Entries with figure data:
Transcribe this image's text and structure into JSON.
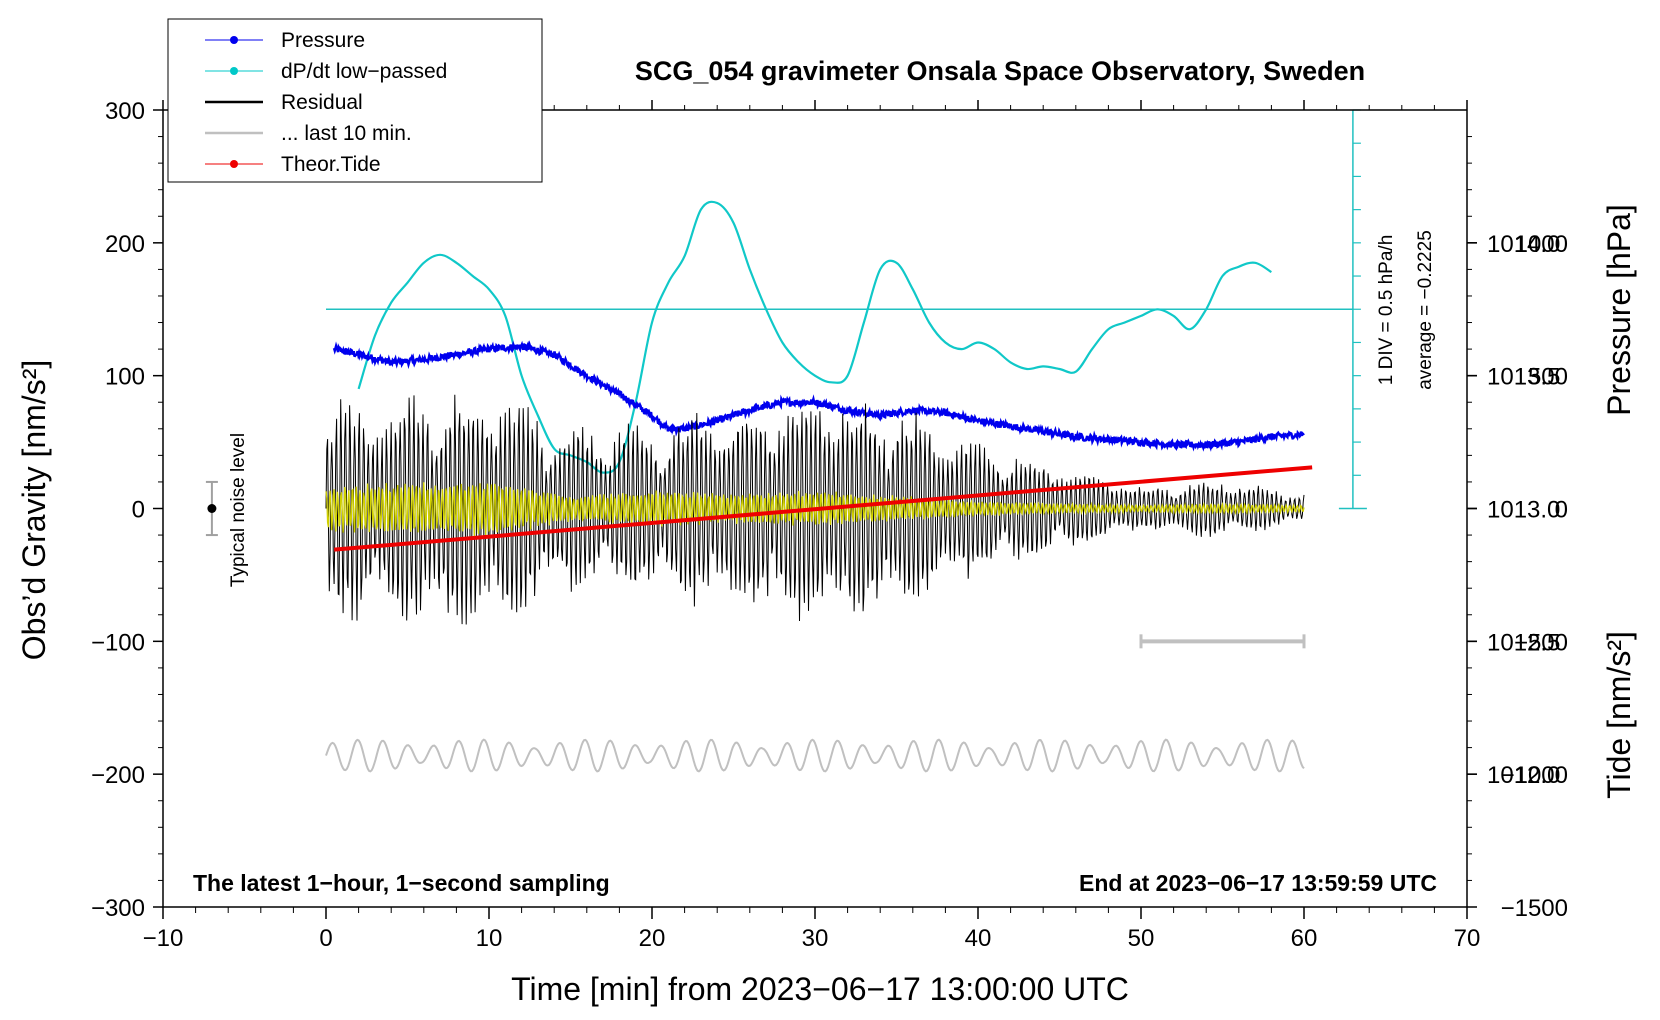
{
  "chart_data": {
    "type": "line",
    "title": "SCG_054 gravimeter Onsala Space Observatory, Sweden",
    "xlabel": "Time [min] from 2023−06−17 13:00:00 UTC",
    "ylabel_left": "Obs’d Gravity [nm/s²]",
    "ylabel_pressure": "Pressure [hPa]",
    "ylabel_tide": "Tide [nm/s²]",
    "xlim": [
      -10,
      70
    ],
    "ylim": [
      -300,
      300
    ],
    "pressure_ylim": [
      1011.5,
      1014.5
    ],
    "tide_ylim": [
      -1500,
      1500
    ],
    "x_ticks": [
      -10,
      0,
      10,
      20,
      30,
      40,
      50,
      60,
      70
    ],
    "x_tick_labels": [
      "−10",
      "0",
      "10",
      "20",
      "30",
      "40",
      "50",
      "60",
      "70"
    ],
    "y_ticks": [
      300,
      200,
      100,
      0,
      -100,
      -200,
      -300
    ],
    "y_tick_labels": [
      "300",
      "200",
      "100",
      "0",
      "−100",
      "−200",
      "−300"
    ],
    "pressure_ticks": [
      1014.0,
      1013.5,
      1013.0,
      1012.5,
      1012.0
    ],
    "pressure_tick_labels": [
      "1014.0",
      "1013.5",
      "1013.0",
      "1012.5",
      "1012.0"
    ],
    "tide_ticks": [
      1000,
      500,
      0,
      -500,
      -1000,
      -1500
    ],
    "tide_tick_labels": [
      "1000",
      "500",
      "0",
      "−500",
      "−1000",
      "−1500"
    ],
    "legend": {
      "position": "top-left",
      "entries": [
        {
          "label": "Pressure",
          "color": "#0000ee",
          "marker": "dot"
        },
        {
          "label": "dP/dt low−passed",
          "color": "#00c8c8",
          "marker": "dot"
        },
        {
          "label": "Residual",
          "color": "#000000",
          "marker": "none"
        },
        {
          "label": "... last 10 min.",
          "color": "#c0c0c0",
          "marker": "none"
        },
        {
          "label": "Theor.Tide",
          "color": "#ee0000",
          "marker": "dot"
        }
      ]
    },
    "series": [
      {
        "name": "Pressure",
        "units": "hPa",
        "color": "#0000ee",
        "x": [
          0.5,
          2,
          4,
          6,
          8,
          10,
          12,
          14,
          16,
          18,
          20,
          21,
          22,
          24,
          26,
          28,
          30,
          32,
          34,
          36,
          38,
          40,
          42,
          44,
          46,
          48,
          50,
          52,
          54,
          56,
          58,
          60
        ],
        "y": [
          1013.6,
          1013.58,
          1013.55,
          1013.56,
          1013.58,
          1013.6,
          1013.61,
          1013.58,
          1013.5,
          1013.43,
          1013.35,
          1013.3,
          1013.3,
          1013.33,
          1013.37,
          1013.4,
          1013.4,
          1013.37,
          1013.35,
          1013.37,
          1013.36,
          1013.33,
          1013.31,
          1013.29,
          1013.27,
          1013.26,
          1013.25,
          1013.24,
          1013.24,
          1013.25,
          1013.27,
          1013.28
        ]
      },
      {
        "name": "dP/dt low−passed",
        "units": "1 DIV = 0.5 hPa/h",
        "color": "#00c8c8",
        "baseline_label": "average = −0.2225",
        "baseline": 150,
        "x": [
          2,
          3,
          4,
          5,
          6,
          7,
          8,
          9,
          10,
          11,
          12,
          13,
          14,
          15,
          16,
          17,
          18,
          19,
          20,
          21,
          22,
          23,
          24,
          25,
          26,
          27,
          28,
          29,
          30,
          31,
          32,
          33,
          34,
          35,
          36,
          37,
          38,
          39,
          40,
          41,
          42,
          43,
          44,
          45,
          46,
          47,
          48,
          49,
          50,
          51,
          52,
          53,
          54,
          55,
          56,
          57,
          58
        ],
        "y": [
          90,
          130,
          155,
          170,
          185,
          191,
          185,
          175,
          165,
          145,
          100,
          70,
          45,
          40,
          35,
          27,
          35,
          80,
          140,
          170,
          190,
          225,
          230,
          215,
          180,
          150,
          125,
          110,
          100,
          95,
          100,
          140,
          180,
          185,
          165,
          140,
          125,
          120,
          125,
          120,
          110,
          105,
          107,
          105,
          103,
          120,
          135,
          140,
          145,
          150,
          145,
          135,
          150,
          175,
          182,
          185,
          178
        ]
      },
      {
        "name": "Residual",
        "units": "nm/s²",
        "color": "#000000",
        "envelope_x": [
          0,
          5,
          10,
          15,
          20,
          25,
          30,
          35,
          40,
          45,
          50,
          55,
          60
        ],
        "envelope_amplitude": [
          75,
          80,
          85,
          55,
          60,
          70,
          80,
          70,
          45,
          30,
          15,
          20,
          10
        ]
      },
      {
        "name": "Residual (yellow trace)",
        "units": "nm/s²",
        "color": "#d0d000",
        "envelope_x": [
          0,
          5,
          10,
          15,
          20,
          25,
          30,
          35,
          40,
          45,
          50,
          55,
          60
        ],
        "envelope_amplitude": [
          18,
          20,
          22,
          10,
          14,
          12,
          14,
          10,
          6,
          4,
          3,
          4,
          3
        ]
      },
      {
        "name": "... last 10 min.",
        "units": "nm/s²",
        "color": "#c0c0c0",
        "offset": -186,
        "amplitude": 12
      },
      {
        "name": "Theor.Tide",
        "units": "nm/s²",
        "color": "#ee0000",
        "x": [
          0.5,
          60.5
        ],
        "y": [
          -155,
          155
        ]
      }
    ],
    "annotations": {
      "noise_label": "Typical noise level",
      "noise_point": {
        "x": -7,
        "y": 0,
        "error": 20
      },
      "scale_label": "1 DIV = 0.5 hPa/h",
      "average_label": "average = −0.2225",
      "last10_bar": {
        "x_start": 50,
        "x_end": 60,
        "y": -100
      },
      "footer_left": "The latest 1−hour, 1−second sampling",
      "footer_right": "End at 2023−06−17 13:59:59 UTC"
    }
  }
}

Written request: Omit the pictures, then quote the rest of the material above exactly.

The reply:
Transcribe this image's text and structure into JSON.
{
  "chart_data": {
    "type": "line",
    "title": "SCG_054 gravimeter Onsala Space Observatory, Sweden",
    "xlabel": "Time [min] from 2023−06−17 13:00:00 UTC",
    "ylabel_left": "Obs’d Gravity [nm/s²]",
    "ylabel_pressure": "Pressure [hPa]",
    "ylabel_tide": "Tide [nm/s²]",
    "xlim": [
      -10,
      70
    ],
    "ylim": [
      -300,
      300
    ],
    "pressure_ylim": [
      1011.5,
      1014.5
    ],
    "tide_ylim": [
      -1500,
      1500
    ],
    "x_ticks": [
      -10,
      0,
      10,
      20,
      30,
      40,
      50,
      60,
      70
    ],
    "x_tick_labels": [
      "−10",
      "0",
      "10",
      "20",
      "30",
      "40",
      "50",
      "60",
      "70"
    ],
    "y_ticks": [
      300,
      200,
      100,
      0,
      -100,
      -200,
      -300
    ],
    "y_tick_labels": [
      "300",
      "200",
      "100",
      "0",
      "−100",
      "−200",
      "−300"
    ],
    "pressure_ticks": [
      1014.0,
      1013.5,
      1013.0,
      1012.5,
      1012.0
    ],
    "pressure_tick_labels": [
      "1014.0",
      "1013.5",
      "1013.0",
      "1012.5",
      "1012.0"
    ],
    "tide_ticks": [
      1000,
      500,
      0,
      -500,
      -1000,
      -1500
    ],
    "tide_tick_labels": [
      "1000",
      "500",
      "0",
      "−500",
      "−1000",
      "−1500"
    ],
    "legend": {
      "position": "top-left",
      "entries": [
        {
          "label": "Pressure",
          "color": "#0000ee",
          "marker": "dot"
        },
        {
          "label": "dP/dt low−passed",
          "color": "#00c8c8",
          "marker": "dot"
        },
        {
          "label": "Residual",
          "color": "#000000",
          "marker": "none"
        },
        {
          "label": "... last 10 min.",
          "color": "#c0c0c0",
          "marker": "none"
        },
        {
          "label": "Theor.Tide",
          "color": "#ee0000",
          "marker": "dot"
        }
      ]
    },
    "series": [
      {
        "name": "Pressure",
        "units": "hPa",
        "color": "#0000ee",
        "x": [
          0.5,
          2,
          4,
          6,
          8,
          10,
          12,
          14,
          16,
          18,
          20,
          21,
          22,
          24,
          26,
          28,
          30,
          32,
          34,
          36,
          38,
          40,
          42,
          44,
          46,
          48,
          50,
          52,
          54,
          56,
          58,
          60
        ],
        "y": [
          1013.6,
          1013.58,
          1013.55,
          1013.56,
          1013.58,
          1013.6,
          1013.61,
          1013.58,
          1013.5,
          1013.43,
          1013.35,
          1013.3,
          1013.3,
          1013.33,
          1013.37,
          1013.4,
          1013.4,
          1013.37,
          1013.35,
          1013.37,
          1013.36,
          1013.33,
          1013.31,
          1013.29,
          1013.27,
          1013.26,
          1013.25,
          1013.24,
          1013.24,
          1013.25,
          1013.27,
          1013.28
        ]
      },
      {
        "name": "dP/dt low−passed",
        "units": "1 DIV = 0.5 hPa/h",
        "color": "#00c8c8",
        "baseline_label": "average = −0.2225",
        "baseline": 150,
        "x": [
          2,
          3,
          4,
          5,
          6,
          7,
          8,
          9,
          10,
          11,
          12,
          13,
          14,
          15,
          16,
          17,
          18,
          19,
          20,
          21,
          22,
          23,
          24,
          25,
          26,
          27,
          28,
          29,
          30,
          31,
          32,
          33,
          34,
          35,
          36,
          37,
          38,
          39,
          40,
          41,
          42,
          43,
          44,
          45,
          46,
          47,
          48,
          49,
          50,
          51,
          52,
          53,
          54,
          55,
          56,
          57,
          58
        ],
        "y": [
          90,
          130,
          155,
          170,
          185,
          191,
          185,
          175,
          165,
          145,
          100,
          70,
          45,
          40,
          35,
          27,
          35,
          80,
          140,
          170,
          190,
          225,
          230,
          215,
          180,
          150,
          125,
          110,
          100,
          95,
          100,
          140,
          180,
          185,
          165,
          140,
          125,
          120,
          125,
          120,
          110,
          105,
          107,
          105,
          103,
          120,
          135,
          140,
          145,
          150,
          145,
          135,
          150,
          175,
          182,
          185,
          178
        ]
      },
      {
        "name": "Residual",
        "units": "nm/s²",
        "color": "#000000",
        "envelope_x": [
          0,
          5,
          10,
          15,
          20,
          25,
          30,
          35,
          40,
          45,
          50,
          55,
          60
        ],
        "envelope_amplitude": [
          75,
          80,
          85,
          55,
          60,
          70,
          80,
          70,
          45,
          30,
          15,
          20,
          10
        ]
      },
      {
        "name": "Residual (yellow trace)",
        "units": "nm/s²",
        "color": "#d0d000",
        "envelope_x": [
          0,
          5,
          10,
          15,
          20,
          25,
          30,
          35,
          40,
          45,
          50,
          55,
          60
        ],
        "envelope_amplitude": [
          18,
          20,
          22,
          10,
          14,
          12,
          14,
          10,
          6,
          4,
          3,
          4,
          3
        ]
      },
      {
        "name": "... last 10 min.",
        "units": "nm/s²",
        "color": "#c0c0c0",
        "offset": -186,
        "amplitude": 12
      },
      {
        "name": "Theor.Tide",
        "units": "nm/s²",
        "color": "#ee0000",
        "x": [
          0.5,
          60.5
        ],
        "y": [
          -155,
          155
        ]
      }
    ],
    "annotations": {
      "noise_label": "Typical noise level",
      "noise_point": {
        "x": -7,
        "y": 0,
        "error": 20
      },
      "scale_label": "1 DIV = 0.5 hPa/h",
      "average_label": "average = −0.2225",
      "last10_bar": {
        "x_start": 50,
        "x_end": 60,
        "y": -100
      },
      "footer_left": "The latest 1−hour, 1−second sampling",
      "footer_right": "End at 2023−06−17 13:59:59 UTC"
    }
  }
}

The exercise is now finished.